Texto de lectura
---+---

La música no sólo acompaña la vida: la sostiene. Hay quienes aprendimos esto desde la cuna, entre guitarras familiares que se afinaban en la sala y voces capaces de llenar una casa entera de sentido. En mi caso, la infancia fue un mapa sonoro donde convivían los acordes densos de Led Zeppelin, la elegancia de Alan Parsons, el groove infinito de Earth, Wind & Fire, la poesía fascinante de Astrud Gilberto, la profundidad de Alberto Cortez, la melancolía radiante de The Cure, la vibra eléctrica de Depeche Mode, la finísima maquinaria emocional de Fleetwood Mac, la gracia eterna de Stevie Wonder y la pureza funk de Marvin Gaye y Al Green.
Crecí escuchando todo eso, aprendiendo a distinguir texturas, tiempos, armonías. Aprendiendo que lo bien hecho se siente en el cuerpo antes que en la cabeza.Y entre todo ese universo, hay una banda que siempre brilló con una luz particular: Toto.
Hablar de esta increíble agrupación es hablar de músicos que antes de ser estrellas ya eran leyenda. Eran los músicos detrás de todos los discos que amas, los que definieron el sonido del rock, del pop, del soul y del funk de los setenta y los ochenta desde los estudios de Los Ángeles.
Fueron la columna vertebral de obras de Steely Dan, Michael Jackson, Boz Scaggs, y medio firmamento más. Cuando escuchas “Africa”, “Rosanna” o “Hold the Line”, no sólo oyes canciones: escuchas la perfección de una banda que nació del virtuosismo, la sensibilidad y una urgencia absoluta de expresión.

---+---

Extracto de datos
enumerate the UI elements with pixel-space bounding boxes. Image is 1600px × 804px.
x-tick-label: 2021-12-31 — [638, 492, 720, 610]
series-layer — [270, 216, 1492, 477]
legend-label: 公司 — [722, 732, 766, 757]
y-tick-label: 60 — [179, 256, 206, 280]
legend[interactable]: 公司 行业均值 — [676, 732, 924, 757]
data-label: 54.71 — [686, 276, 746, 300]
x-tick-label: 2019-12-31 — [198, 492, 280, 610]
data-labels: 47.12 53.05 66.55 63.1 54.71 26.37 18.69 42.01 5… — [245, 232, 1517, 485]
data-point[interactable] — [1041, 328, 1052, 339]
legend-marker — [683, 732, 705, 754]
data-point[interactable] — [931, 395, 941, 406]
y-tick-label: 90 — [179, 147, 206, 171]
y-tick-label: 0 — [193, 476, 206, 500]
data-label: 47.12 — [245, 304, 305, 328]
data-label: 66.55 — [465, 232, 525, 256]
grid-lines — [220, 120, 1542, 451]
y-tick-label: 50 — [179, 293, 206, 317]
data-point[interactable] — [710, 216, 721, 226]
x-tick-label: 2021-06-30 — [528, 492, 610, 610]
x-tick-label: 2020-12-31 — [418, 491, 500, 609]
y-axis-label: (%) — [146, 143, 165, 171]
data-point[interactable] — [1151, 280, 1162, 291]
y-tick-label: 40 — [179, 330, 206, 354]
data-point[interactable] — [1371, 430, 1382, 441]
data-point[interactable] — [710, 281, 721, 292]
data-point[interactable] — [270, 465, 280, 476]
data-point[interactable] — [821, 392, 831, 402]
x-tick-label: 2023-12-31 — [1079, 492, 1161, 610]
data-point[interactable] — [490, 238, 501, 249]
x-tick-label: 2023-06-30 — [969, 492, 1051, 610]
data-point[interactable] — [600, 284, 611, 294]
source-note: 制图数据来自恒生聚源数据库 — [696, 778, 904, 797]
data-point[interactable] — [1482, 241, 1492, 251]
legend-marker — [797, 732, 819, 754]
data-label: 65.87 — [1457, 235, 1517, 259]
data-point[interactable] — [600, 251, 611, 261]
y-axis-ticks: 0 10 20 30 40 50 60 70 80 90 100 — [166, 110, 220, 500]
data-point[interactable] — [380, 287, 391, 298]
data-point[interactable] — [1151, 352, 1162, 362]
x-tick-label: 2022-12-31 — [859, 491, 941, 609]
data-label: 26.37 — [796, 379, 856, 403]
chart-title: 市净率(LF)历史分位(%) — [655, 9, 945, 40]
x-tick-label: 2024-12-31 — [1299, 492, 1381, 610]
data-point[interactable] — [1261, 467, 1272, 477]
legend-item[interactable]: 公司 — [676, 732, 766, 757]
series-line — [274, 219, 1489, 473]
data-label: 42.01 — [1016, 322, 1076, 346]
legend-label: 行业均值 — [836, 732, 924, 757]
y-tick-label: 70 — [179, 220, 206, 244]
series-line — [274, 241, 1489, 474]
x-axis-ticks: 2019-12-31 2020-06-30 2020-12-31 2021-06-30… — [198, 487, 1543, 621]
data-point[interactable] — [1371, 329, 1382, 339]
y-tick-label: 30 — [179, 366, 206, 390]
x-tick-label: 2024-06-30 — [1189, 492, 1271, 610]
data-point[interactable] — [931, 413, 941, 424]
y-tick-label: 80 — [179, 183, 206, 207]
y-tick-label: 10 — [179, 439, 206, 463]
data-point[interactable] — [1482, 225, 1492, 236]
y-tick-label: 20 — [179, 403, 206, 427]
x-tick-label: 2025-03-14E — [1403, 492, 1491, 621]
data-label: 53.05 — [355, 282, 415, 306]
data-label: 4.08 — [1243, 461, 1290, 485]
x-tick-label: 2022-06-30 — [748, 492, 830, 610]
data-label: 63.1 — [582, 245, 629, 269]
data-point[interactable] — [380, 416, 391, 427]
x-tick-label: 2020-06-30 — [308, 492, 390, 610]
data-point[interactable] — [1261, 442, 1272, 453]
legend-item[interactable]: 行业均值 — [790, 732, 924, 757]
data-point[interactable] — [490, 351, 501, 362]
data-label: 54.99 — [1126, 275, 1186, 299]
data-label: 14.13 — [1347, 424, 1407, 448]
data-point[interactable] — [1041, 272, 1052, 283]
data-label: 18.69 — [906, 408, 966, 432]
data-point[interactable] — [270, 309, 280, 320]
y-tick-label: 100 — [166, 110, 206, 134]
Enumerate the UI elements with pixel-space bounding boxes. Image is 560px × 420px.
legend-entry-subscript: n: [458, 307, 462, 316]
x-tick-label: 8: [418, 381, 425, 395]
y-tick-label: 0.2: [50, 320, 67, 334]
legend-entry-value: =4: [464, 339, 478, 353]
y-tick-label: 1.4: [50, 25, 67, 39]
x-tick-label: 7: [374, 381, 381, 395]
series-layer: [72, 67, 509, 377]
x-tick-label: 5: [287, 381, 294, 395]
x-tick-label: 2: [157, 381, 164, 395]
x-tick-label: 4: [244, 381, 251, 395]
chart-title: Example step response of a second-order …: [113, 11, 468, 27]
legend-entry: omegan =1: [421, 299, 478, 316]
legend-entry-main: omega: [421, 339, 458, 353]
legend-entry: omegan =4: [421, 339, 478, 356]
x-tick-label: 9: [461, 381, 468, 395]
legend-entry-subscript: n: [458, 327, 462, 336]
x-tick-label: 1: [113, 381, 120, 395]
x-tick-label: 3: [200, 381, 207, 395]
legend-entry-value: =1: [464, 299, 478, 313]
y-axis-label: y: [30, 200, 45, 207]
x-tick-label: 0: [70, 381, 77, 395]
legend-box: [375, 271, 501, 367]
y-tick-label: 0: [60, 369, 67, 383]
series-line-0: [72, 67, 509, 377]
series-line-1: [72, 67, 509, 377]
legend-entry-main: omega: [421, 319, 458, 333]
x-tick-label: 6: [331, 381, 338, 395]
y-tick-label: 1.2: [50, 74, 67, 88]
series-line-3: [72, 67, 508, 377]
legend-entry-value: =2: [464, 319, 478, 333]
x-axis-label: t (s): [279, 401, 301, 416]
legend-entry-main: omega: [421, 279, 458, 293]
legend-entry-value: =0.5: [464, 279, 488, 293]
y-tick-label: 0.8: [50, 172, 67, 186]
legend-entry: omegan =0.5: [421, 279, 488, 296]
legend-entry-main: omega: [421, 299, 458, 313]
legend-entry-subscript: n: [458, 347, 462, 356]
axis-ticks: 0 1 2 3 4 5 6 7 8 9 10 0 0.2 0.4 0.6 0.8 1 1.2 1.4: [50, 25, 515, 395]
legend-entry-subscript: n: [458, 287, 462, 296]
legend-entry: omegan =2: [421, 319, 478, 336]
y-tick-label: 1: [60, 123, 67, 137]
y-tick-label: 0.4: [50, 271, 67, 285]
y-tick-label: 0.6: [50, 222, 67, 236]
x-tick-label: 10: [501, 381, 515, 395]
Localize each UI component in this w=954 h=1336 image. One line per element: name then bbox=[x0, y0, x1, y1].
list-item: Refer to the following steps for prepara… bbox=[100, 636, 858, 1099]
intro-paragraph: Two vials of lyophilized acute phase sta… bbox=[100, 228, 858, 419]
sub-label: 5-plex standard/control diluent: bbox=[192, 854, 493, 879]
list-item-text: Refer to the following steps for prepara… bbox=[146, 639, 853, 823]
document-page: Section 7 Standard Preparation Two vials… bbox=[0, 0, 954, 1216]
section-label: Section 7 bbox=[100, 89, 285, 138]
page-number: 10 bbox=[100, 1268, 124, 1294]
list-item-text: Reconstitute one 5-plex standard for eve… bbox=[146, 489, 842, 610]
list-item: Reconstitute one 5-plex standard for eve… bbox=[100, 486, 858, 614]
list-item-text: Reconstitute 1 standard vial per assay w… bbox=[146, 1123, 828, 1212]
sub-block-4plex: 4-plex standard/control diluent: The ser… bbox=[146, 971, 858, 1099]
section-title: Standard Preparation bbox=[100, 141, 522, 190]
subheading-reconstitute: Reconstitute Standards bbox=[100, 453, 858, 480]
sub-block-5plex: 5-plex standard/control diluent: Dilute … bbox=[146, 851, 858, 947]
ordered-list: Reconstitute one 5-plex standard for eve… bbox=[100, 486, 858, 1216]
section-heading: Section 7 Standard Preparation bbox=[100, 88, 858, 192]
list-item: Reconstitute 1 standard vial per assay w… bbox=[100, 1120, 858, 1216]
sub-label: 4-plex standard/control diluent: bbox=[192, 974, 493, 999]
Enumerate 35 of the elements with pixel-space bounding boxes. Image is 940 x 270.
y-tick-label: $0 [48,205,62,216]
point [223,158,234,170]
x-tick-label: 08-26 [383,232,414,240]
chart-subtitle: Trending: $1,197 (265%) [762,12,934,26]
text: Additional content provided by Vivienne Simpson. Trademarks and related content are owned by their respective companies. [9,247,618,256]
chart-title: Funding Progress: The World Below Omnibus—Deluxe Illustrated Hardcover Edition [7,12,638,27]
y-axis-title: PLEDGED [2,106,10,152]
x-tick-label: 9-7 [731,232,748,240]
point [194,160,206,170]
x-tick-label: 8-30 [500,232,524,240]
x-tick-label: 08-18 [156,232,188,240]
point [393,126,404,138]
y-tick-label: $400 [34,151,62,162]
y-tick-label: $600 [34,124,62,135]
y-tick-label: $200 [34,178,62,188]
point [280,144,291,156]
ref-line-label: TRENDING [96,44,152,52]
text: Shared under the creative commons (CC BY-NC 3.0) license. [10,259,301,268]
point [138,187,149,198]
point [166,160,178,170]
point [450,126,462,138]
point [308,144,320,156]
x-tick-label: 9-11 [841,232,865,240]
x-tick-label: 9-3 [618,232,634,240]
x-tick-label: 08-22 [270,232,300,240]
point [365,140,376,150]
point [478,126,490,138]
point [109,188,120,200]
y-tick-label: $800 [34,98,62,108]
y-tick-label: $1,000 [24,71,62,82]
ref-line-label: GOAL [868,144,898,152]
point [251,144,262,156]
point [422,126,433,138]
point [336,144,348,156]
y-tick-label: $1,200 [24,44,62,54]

---+---

Objetivo de la tarea
Retome el texto sobre la música y la banda Toto y continúelo a partir de su última oración. Las entradas proceden de una fuente distinta a la del texto.

Resultado del ejercicio
Toto es ejecución milimétrica, sí, pero también corazón.
Esa mezcla exacta donde lo técnico se vuelve puro sentimiento.
Quizá por eso sus canciones no envejecen.
Porque fueron creadas desde un lugar donde la música era oficio, ritual y destino.
El próximo 19 de diciembre en el Auditorio Banamex, Toto regresa a Monterrey para recordarnos que hay bandas que no sólo formaron parte del soundtrack del mundo: lo escribieron.
Será una noche para quienes conocen la textura de una armonía bien colocada, para quienes se conmueven con un fill inesperado, para quienes saben que el sonido también puede ser memoria.
No es un concierto.
Es una reunión con algo que nunca nos ha abandonado. La música que sigue latiendo incluso cuando la vida se pone en silencio.